TASK DESCRIPTION:
Exactly as written, please set down all of the entries again, with no pictures.

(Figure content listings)
Begin

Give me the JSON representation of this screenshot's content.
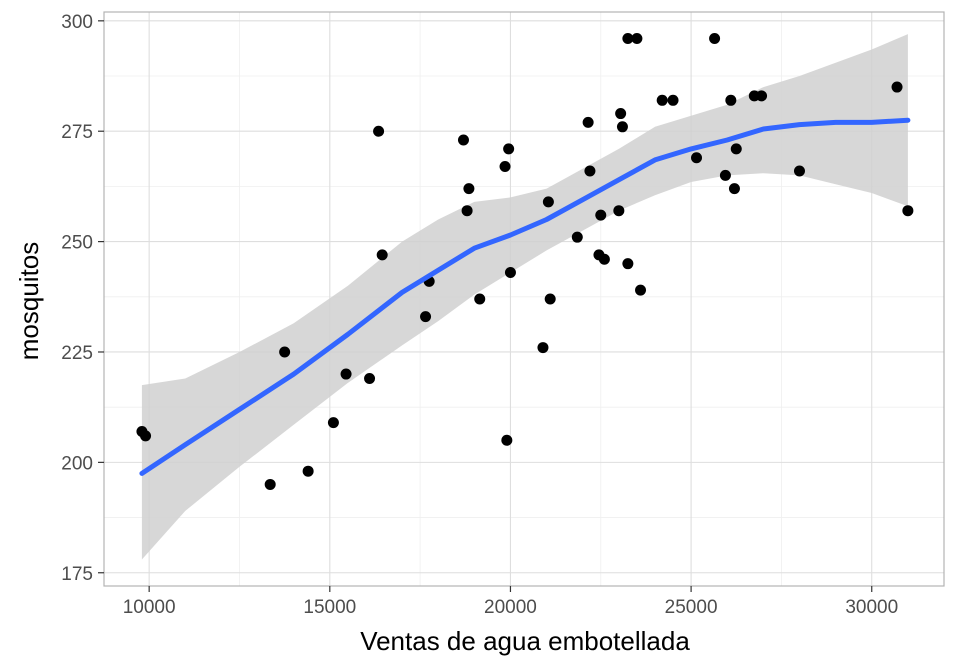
{
  "chart_data": {
    "type": "scatter",
    "xlabel": "Ventas de agua embotellada",
    "ylabel": "mosquitos",
    "xlim": [
      8750,
      32000
    ],
    "ylim": [
      172,
      302
    ],
    "x_ticks": [
      10000,
      15000,
      20000,
      25000,
      30000
    ],
    "y_ticks": [
      175,
      200,
      225,
      250,
      275,
      300
    ],
    "x_tick_labels": [
      "10000",
      "15000",
      "20000",
      "25000",
      "30000"
    ],
    "y_tick_labels": [
      "175",
      "200",
      "225",
      "250",
      "275",
      "300"
    ],
    "grid": true,
    "legend": "none",
    "points": [
      {
        "x": 9800,
        "y": 207
      },
      {
        "x": 9900,
        "y": 206
      },
      {
        "x": 13350,
        "y": 195
      },
      {
        "x": 13750,
        "y": 225
      },
      {
        "x": 14400,
        "y": 198
      },
      {
        "x": 15100,
        "y": 209
      },
      {
        "x": 15450,
        "y": 220
      },
      {
        "x": 16100,
        "y": 219
      },
      {
        "x": 16350,
        "y": 275
      },
      {
        "x": 16450,
        "y": 247
      },
      {
        "x": 17650,
        "y": 233
      },
      {
        "x": 17750,
        "y": 241
      },
      {
        "x": 18700,
        "y": 273
      },
      {
        "x": 18800,
        "y": 257
      },
      {
        "x": 18850,
        "y": 262
      },
      {
        "x": 19850,
        "y": 267
      },
      {
        "x": 19900,
        "y": 205
      },
      {
        "x": 19950,
        "y": 271
      },
      {
        "x": 20000,
        "y": 243
      },
      {
        "x": 19150,
        "y": 237
      },
      {
        "x": 20900,
        "y": 226
      },
      {
        "x": 21050,
        "y": 259
      },
      {
        "x": 21100,
        "y": 237
      },
      {
        "x": 21850,
        "y": 251
      },
      {
        "x": 22150,
        "y": 277
      },
      {
        "x": 22200,
        "y": 266
      },
      {
        "x": 22450,
        "y": 247
      },
      {
        "x": 22500,
        "y": 256
      },
      {
        "x": 22600,
        "y": 246
      },
      {
        "x": 23000,
        "y": 257
      },
      {
        "x": 23050,
        "y": 279
      },
      {
        "x": 23100,
        "y": 276
      },
      {
        "x": 23250,
        "y": 296
      },
      {
        "x": 23250,
        "y": 245
      },
      {
        "x": 23500,
        "y": 296
      },
      {
        "x": 23600,
        "y": 239
      },
      {
        "x": 24200,
        "y": 282
      },
      {
        "x": 24500,
        "y": 282
      },
      {
        "x": 25150,
        "y": 269
      },
      {
        "x": 25650,
        "y": 296
      },
      {
        "x": 25950,
        "y": 265
      },
      {
        "x": 26100,
        "y": 282
      },
      {
        "x": 26200,
        "y": 262
      },
      {
        "x": 26250,
        "y": 271
      },
      {
        "x": 26750,
        "y": 283
      },
      {
        "x": 26950,
        "y": 283
      },
      {
        "x": 28000,
        "y": 266
      },
      {
        "x": 30700,
        "y": 285
      },
      {
        "x": 31000,
        "y": 257
      }
    ],
    "smooth": {
      "x": [
        9800,
        11000,
        12500,
        14000,
        15500,
        17000,
        18000,
        19000,
        20000,
        21000,
        22000,
        23000,
        24000,
        25000,
        26000,
        27000,
        28000,
        29000,
        30000,
        31000
      ],
      "y": [
        197.5,
        204,
        212,
        220,
        229,
        238.5,
        243.5,
        248.5,
        251.5,
        255,
        259.5,
        264,
        268.5,
        271,
        273,
        275.5,
        276.5,
        277,
        277,
        277.5
      ],
      "lower": [
        178,
        189,
        199,
        208.5,
        218,
        226.5,
        232,
        238,
        243,
        248,
        252.5,
        257,
        260.5,
        263.5,
        265,
        265.5,
        265,
        263,
        261,
        258
      ],
      "upper": [
        217.5,
        219,
        225,
        231.5,
        240,
        250,
        255,
        259,
        260,
        262,
        266.5,
        271,
        276,
        278.5,
        281,
        285,
        287.5,
        290.5,
        293.5,
        297
      ]
    },
    "colors": {
      "point": "#000000",
      "line": "#3366ff",
      "band": "#d0d0d0",
      "grid_major": "#dedede",
      "grid_minor": "#efefef",
      "panel_border": "#b3b3b3"
    }
  }
}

End

EXERCISE SOLUTION:
Give me the JSON representation of this screenshot's content.
{
  "chart_data": {
    "type": "scatter",
    "xlabel": "Ventas de agua embotellada",
    "ylabel": "mosquitos",
    "xlim": [
      8750,
      32000
    ],
    "ylim": [
      172,
      302
    ],
    "x_ticks": [
      10000,
      15000,
      20000,
      25000,
      30000
    ],
    "y_ticks": [
      175,
      200,
      225,
      250,
      275,
      300
    ],
    "x_tick_labels": [
      "10000",
      "15000",
      "20000",
      "25000",
      "30000"
    ],
    "y_tick_labels": [
      "175",
      "200",
      "225",
      "250",
      "275",
      "300"
    ],
    "grid": true,
    "legend": "none",
    "points": [
      {
        "x": 9800,
        "y": 207
      },
      {
        "x": 9900,
        "y": 206
      },
      {
        "x": 13350,
        "y": 195
      },
      {
        "x": 13750,
        "y": 225
      },
      {
        "x": 14400,
        "y": 198
      },
      {
        "x": 15100,
        "y": 209
      },
      {
        "x": 15450,
        "y": 220
      },
      {
        "x": 16100,
        "y": 219
      },
      {
        "x": 16350,
        "y": 275
      },
      {
        "x": 16450,
        "y": 247
      },
      {
        "x": 17650,
        "y": 233
      },
      {
        "x": 17750,
        "y": 241
      },
      {
        "x": 18700,
        "y": 273
      },
      {
        "x": 18800,
        "y": 257
      },
      {
        "x": 18850,
        "y": 262
      },
      {
        "x": 19850,
        "y": 267
      },
      {
        "x": 19900,
        "y": 205
      },
      {
        "x": 19950,
        "y": 271
      },
      {
        "x": 20000,
        "y": 243
      },
      {
        "x": 19150,
        "y": 237
      },
      {
        "x": 20900,
        "y": 226
      },
      {
        "x": 21050,
        "y": 259
      },
      {
        "x": 21100,
        "y": 237
      },
      {
        "x": 21850,
        "y": 251
      },
      {
        "x": 22150,
        "y": 277
      },
      {
        "x": 22200,
        "y": 266
      },
      {
        "x": 22450,
        "y": 247
      },
      {
        "x": 22500,
        "y": 256
      },
      {
        "x": 22600,
        "y": 246
      },
      {
        "x": 23000,
        "y": 257
      },
      {
        "x": 23050,
        "y": 279
      },
      {
        "x": 23100,
        "y": 276
      },
      {
        "x": 23250,
        "y": 296
      },
      {
        "x": 23250,
        "y": 245
      },
      {
        "x": 23500,
        "y": 296
      },
      {
        "x": 23600,
        "y": 239
      },
      {
        "x": 24200,
        "y": 282
      },
      {
        "x": 24500,
        "y": 282
      },
      {
        "x": 25150,
        "y": 269
      },
      {
        "x": 25650,
        "y": 296
      },
      {
        "x": 25950,
        "y": 265
      },
      {
        "x": 26100,
        "y": 282
      },
      {
        "x": 26200,
        "y": 262
      },
      {
        "x": 26250,
        "y": 271
      },
      {
        "x": 26750,
        "y": 283
      },
      {
        "x": 26950,
        "y": 283
      },
      {
        "x": 28000,
        "y": 266
      },
      {
        "x": 30700,
        "y": 285
      },
      {
        "x": 31000,
        "y": 257
      }
    ],
    "smooth": {
      "x": [
        9800,
        11000,
        12500,
        14000,
        15500,
        17000,
        18000,
        19000,
        20000,
        21000,
        22000,
        23000,
        24000,
        25000,
        26000,
        27000,
        28000,
        29000,
        30000,
        31000
      ],
      "y": [
        197.5,
        204,
        212,
        220,
        229,
        238.5,
        243.5,
        248.5,
        251.5,
        255,
        259.5,
        264,
        268.5,
        271,
        273,
        275.5,
        276.5,
        277,
        277,
        277.5
      ],
      "lower": [
        178,
        189,
        199,
        208.5,
        218,
        226.5,
        232,
        238,
        243,
        248,
        252.5,
        257,
        260.5,
        263.5,
        265,
        265.5,
        265,
        263,
        261,
        258
      ],
      "upper": [
        217.5,
        219,
        225,
        231.5,
        240,
        250,
        255,
        259,
        260,
        262,
        266.5,
        271,
        276,
        278.5,
        281,
        285,
        287.5,
        290.5,
        293.5,
        297
      ]
    },
    "colors": {
      "point": "#000000",
      "line": "#3366ff",
      "band": "#d0d0d0",
      "grid_major": "#dedede",
      "grid_minor": "#efefef",
      "panel_border": "#b3b3b3"
    }
  }
}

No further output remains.